Saved entries:

[start]

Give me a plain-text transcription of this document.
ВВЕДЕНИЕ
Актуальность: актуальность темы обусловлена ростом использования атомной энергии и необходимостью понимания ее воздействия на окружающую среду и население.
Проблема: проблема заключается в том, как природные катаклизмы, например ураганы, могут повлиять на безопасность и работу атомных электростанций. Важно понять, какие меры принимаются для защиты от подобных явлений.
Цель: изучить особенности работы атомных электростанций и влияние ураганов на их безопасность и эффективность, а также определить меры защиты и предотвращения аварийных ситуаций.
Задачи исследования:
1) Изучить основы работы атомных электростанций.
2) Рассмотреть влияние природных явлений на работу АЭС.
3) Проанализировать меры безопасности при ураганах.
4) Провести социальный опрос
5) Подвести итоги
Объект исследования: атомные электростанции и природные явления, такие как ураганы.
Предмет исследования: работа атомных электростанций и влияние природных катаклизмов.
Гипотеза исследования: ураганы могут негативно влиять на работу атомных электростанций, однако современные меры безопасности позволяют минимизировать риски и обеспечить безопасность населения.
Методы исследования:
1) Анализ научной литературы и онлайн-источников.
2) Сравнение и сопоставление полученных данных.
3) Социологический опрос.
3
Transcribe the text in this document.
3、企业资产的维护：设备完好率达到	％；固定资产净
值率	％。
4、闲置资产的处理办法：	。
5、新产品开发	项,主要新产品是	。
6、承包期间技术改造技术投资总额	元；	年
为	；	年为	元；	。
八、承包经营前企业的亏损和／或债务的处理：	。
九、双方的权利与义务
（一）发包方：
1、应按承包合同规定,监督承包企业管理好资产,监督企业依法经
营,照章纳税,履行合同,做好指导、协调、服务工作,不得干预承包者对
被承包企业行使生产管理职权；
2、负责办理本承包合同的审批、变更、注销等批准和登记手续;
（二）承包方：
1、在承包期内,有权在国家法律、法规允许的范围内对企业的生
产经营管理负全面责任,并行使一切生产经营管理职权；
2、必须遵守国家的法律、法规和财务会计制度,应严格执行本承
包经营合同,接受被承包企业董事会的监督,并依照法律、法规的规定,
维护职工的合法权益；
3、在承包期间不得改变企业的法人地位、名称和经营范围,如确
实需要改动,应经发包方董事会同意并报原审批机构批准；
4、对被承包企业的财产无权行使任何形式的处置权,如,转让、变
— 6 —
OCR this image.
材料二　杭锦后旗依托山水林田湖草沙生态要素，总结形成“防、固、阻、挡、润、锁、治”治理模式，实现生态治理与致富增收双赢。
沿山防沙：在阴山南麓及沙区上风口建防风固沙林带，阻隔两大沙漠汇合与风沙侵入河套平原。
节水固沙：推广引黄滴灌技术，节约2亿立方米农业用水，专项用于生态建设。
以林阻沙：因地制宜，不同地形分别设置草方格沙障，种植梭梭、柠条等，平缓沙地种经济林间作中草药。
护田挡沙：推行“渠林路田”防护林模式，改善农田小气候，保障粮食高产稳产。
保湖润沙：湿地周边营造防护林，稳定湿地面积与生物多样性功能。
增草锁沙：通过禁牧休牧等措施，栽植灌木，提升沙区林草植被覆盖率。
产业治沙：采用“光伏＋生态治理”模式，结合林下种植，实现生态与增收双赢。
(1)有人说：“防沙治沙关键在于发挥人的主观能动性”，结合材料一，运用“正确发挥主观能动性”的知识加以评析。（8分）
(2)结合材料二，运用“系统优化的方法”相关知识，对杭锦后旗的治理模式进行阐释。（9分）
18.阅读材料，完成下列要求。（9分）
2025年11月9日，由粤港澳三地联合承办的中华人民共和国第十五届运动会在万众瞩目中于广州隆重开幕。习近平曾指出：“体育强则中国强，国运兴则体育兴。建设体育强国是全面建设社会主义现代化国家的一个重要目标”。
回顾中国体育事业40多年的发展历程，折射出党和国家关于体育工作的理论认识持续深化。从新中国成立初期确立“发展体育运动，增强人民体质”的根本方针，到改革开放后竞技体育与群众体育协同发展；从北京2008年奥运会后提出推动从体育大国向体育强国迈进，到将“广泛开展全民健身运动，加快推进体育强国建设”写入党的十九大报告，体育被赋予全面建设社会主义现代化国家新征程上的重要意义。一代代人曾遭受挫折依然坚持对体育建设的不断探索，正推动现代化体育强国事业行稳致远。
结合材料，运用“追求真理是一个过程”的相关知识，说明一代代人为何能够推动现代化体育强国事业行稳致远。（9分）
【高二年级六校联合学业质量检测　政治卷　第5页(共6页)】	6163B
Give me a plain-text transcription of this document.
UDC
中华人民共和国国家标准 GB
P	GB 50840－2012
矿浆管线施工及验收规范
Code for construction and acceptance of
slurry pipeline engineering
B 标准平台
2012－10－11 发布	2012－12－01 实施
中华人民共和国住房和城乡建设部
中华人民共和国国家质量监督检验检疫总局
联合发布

[end]

*What is needed*: Without changing a word, restate the whole listing.

*Result below*:
Give me a plain-text transcription of this document.
ВВЕДЕНИЕ
Актуальность: актуальность темы обусловлена ростом использования атомной энергии и необходимостью понимания ее воздействия на окружающую среду и население.
Проблема: проблема заключается в том, как природные катаклизмы, например ураганы, могут повлиять на безопасность и работу атомных электростанций. Важно понять, какие меры принимаются для защиты от подобных явлений.
Цель: изучить особенности работы атомных электростанций и влияние ураганов на их безопасность и эффективность, а также определить меры защиты и предотвращения аварийных ситуаций.
Задачи исследования:
1) Изучить основы работы атомных электростанций.
2) Рассмотреть влияние природных явлений на работу АЭС.
3) Проанализировать меры безопасности при ураганах.
4) Провести социальный опрос
5) Подвести итоги
Объект исследования: атомные электростанции и природные явления, такие как ураганы.
Предмет исследования: работа атомных электростанций и влияние природных катаклизмов.
Гипотеза исследования: ураганы могут негативно влиять на работу атомных электростанций, однако современные меры безопасности позволяют минимизировать риски и обеспечить безопасность населения.
Методы исследования:
1) Анализ научной литературы и онлайн-источников.
2) Сравнение и сопоставление полученных данных.
3) Социологический опрос.
3
Transcribe the text in this document.
3、企业资产的维护：设备完好率达到	％；固定资产净
值率	％。
4、闲置资产的处理办法：	。
5、新产品开发	项,主要新产品是	。
6、承包期间技术改造技术投资总额	元；	年
为	；	年为	元；	。
八、承包经营前企业的亏损和／或债务的处理：	。
九、双方的权利与义务
（一）发包方：
1、应按承包合同规定,监督承包企业管理好资产,监督企业依法经
营,照章纳税,履行合同,做好指导、协调、服务工作,不得干预承包者对
被承包企业行使生产管理职权；
2、负责办理本承包合同的审批、变更、注销等批准和登记手续;
（二）承包方：
1、在承包期内,有权在国家法律、法规允许的范围内对企业的生
产经营管理负全面责任,并行使一切生产经营管理职权；
2、必须遵守国家的法律、法规和财务会计制度,应严格执行本承
包经营合同,接受被承包企业董事会的监督,并依照法律、法规的规定,
维护职工的合法权益；
3、在承包期间不得改变企业的法人地位、名称和经营范围,如确
实需要改动,应经发包方董事会同意并报原审批机构批准；
4、对被承包企业的财产无权行使任何形式的处置权,如,转让、变
— 6 —
OCR this image.
材料二　杭锦后旗依托山水林田湖草沙生态要素，总结形成“防、固、阻、挡、润、锁、治”治理模式，实现生态治理与致富增收双赢。
沿山防沙：在阴山南麓及沙区上风口建防风固沙林带，阻隔两大沙漠汇合与风沙侵入河套平原。
节水固沙：推广引黄滴灌技术，节约2亿立方米农业用水，专项用于生态建设。
以林阻沙：因地制宜，不同地形分别设置草方格沙障，种植梭梭、柠条等，平缓沙地种经济林间作中草药。
护田挡沙：推行“渠林路田”防护林模式，改善农田小气候，保障粮食高产稳产。
保湖润沙：湿地周边营造防护林，稳定湿地面积与生物多样性功能。
增草锁沙：通过禁牧休牧等措施，栽植灌木，提升沙区林草植被覆盖率。
产业治沙：采用“光伏＋生态治理”模式，结合林下种植，实现生态与增收双赢。
(1)有人说：“防沙治沙关键在于发挥人的主观能动性”，结合材料一，运用“正确发挥主观能动性”的知识加以评析。（8分）
(2)结合材料二，运用“系统优化的方法”相关知识，对杭锦后旗的治理模式进行阐释。（9分）
18.阅读材料，完成下列要求。（9分）
2025年11月9日，由粤港澳三地联合承办的中华人民共和国第十五届运动会在万众瞩目中于广州隆重开幕。习近平曾指出：“体育强则中国强，国运兴则体育兴。建设体育强国是全面建设社会主义现代化国家的一个重要目标”。
回顾中国体育事业40多年的发展历程，折射出党和国家关于体育工作的理论认识持续深化。从新中国成立初期确立“发展体育运动，增强人民体质”的根本方针，到改革开放后竞技体育与群众体育协同发展；从北京2008年奥运会后提出推动从体育大国向体育强国迈进，到将“广泛开展全民健身运动，加快推进体育强国建设”写入党的十九大报告，体育被赋予全面建设社会主义现代化国家新征程上的重要意义。一代代人曾遭受挫折依然坚持对体育建设的不断探索，正推动现代化体育强国事业行稳致远。
结合材料，运用“追求真理是一个过程”的相关知识，说明一代代人为何能够推动现代化体育强国事业行稳致远。（9分）
【高二年级六校联合学业质量检测　政治卷　第5页(共6页)】	6163B
Give me a plain-text transcription of this document.
UDC
中华人民共和国国家标准 GB
P	GB 50840－2012
矿浆管线施工及验收规范
Code for construction and acceptance of
slurry pipeline engineering
B 标准平台
2012－10－11 发布	2012－12－01 实施
中华人民共和国住房和城乡建设部
中华人民共和国国家质量监督检验检疫总局
联合发布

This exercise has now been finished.